* Task description
Whenever a line contains the string "about", copy it out of the entries.

:: Available records

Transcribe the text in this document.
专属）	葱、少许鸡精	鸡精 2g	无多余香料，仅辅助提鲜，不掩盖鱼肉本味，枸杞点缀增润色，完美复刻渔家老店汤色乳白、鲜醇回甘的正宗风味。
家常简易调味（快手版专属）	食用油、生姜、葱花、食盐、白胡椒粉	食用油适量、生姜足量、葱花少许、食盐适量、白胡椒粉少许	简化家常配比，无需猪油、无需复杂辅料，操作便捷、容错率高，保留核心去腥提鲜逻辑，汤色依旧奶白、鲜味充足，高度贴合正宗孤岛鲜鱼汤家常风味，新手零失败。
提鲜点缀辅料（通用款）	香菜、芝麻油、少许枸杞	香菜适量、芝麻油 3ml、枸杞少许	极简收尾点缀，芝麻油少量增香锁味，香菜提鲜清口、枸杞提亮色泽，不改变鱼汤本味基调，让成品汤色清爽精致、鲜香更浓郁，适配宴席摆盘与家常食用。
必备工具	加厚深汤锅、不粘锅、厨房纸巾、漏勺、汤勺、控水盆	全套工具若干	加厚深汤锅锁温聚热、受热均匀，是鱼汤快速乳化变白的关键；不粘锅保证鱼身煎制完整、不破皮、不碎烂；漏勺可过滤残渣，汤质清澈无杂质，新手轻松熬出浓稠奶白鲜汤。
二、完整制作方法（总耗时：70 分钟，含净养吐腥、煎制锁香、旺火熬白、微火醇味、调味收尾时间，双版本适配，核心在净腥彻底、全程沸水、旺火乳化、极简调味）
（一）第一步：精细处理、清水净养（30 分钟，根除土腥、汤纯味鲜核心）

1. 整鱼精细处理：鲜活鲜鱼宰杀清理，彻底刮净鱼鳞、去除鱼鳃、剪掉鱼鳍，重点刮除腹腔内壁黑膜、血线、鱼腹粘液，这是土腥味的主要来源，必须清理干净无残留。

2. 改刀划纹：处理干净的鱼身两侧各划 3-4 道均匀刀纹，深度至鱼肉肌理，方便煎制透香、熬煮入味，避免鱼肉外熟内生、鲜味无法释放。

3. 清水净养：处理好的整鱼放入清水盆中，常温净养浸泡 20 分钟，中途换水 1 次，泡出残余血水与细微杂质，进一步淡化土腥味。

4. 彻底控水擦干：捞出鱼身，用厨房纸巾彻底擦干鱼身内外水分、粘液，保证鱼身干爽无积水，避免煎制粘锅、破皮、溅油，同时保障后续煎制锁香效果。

::::
:: Available records

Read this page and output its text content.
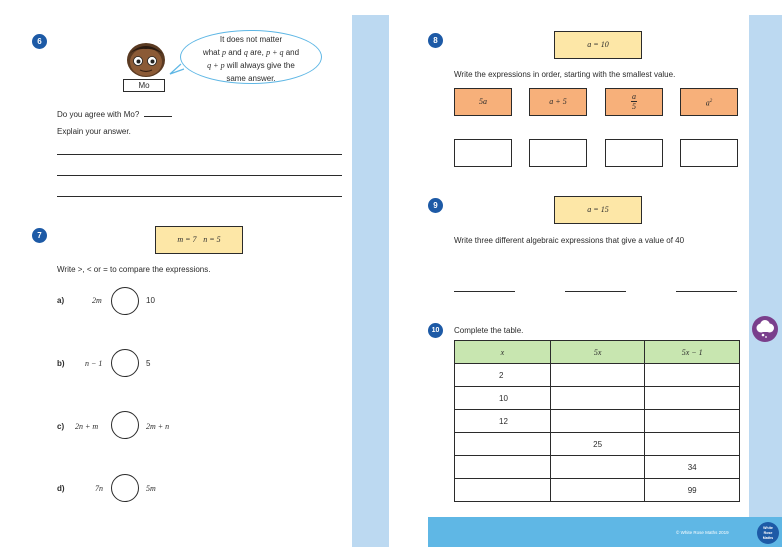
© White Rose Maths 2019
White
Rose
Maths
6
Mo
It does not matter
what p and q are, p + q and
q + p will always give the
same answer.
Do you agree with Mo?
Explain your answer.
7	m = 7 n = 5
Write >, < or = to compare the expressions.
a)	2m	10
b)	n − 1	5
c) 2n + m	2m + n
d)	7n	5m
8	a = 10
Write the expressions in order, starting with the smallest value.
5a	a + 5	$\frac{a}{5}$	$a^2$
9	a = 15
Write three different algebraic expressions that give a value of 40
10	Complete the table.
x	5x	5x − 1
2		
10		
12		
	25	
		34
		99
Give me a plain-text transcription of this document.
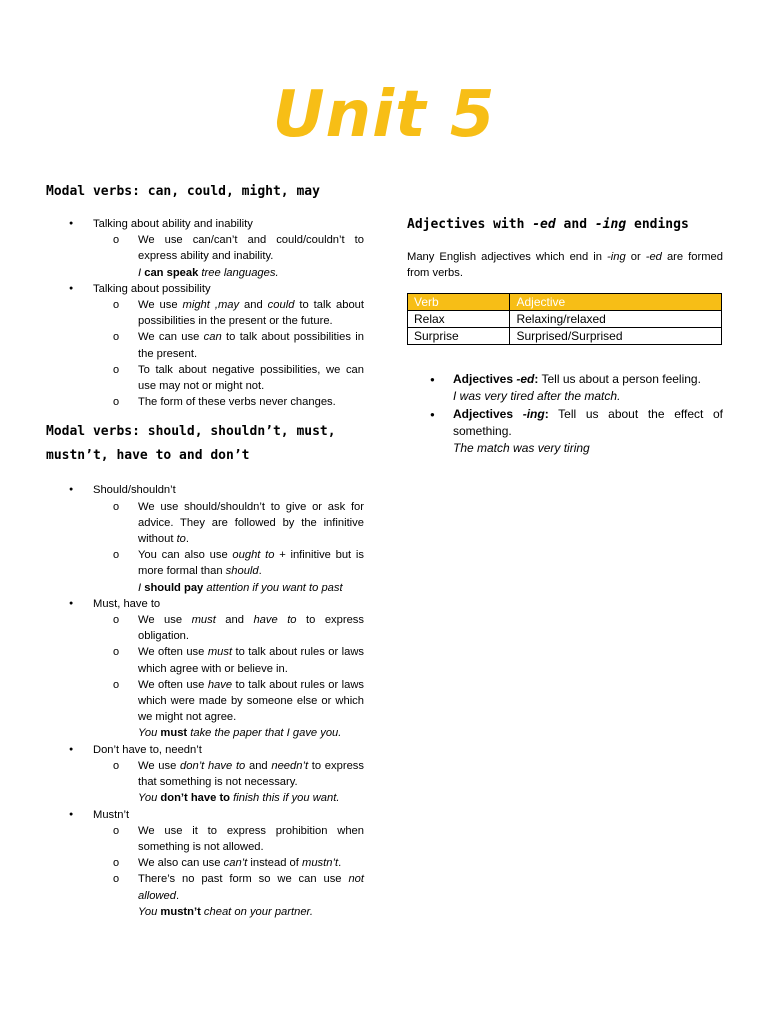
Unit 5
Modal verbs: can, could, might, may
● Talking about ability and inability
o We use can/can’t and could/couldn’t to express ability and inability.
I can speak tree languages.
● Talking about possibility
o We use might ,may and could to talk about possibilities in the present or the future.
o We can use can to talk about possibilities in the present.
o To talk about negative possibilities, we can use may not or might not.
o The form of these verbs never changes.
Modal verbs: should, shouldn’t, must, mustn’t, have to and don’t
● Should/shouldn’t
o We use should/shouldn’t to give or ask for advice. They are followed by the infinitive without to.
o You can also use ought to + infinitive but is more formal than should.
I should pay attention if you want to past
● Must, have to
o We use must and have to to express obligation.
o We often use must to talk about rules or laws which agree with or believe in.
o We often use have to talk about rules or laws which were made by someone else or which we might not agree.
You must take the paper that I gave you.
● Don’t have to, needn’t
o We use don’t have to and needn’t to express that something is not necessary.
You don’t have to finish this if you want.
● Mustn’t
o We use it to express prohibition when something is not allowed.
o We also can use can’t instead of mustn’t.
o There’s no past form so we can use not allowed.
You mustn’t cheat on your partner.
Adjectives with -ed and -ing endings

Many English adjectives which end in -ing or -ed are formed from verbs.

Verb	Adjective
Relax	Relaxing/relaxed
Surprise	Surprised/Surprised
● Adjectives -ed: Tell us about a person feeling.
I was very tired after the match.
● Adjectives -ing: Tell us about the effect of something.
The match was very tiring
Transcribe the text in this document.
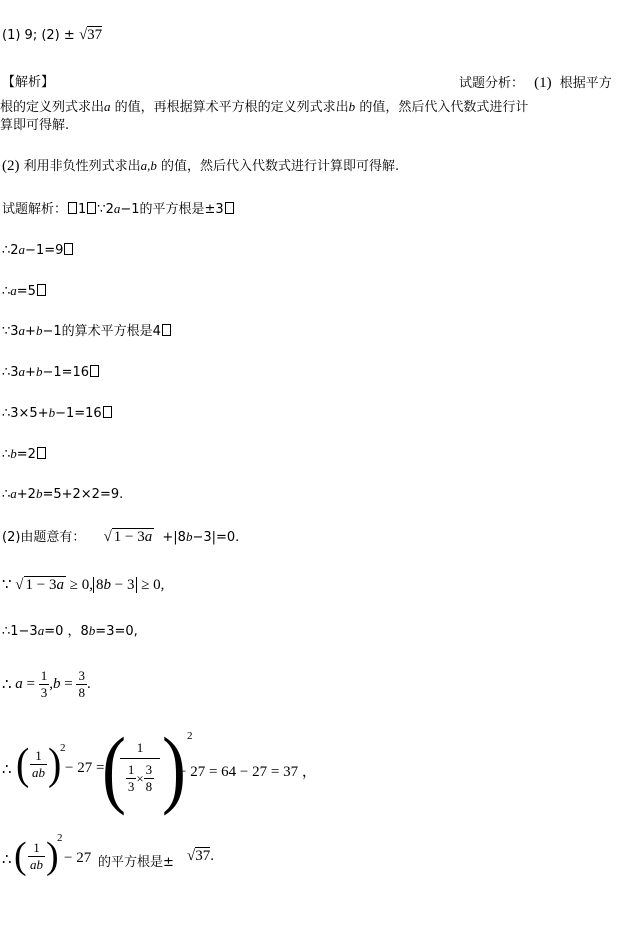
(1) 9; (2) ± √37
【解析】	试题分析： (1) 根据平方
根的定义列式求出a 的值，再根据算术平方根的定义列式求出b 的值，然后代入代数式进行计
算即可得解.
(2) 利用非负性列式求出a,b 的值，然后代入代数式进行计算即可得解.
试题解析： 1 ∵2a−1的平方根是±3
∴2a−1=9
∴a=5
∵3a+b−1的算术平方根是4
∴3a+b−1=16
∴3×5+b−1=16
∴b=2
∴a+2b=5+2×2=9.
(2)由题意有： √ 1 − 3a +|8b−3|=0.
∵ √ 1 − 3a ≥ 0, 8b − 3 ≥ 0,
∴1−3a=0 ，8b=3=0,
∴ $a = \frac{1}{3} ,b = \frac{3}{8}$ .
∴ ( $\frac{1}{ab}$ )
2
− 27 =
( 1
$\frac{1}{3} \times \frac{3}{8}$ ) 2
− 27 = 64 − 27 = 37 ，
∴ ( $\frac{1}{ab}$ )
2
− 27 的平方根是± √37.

::::

* Task answer
● Talking about ability and inability
● Talking about possibility
o We use might ,may and could to talk about possibilities in the present or the future.
o We can use can to talk about possibilities in the present.
o To talk about negative possibilities, we can use may not or might not.
o We often use must to talk about rules or laws which agree with or believe in.
o We often use have to talk about rules or laws which were made by someone else or which we might not agree.
● Adjectives -ed: Tell us about a person feeling.
● Adjectives -ing: Tell us about the effect of something.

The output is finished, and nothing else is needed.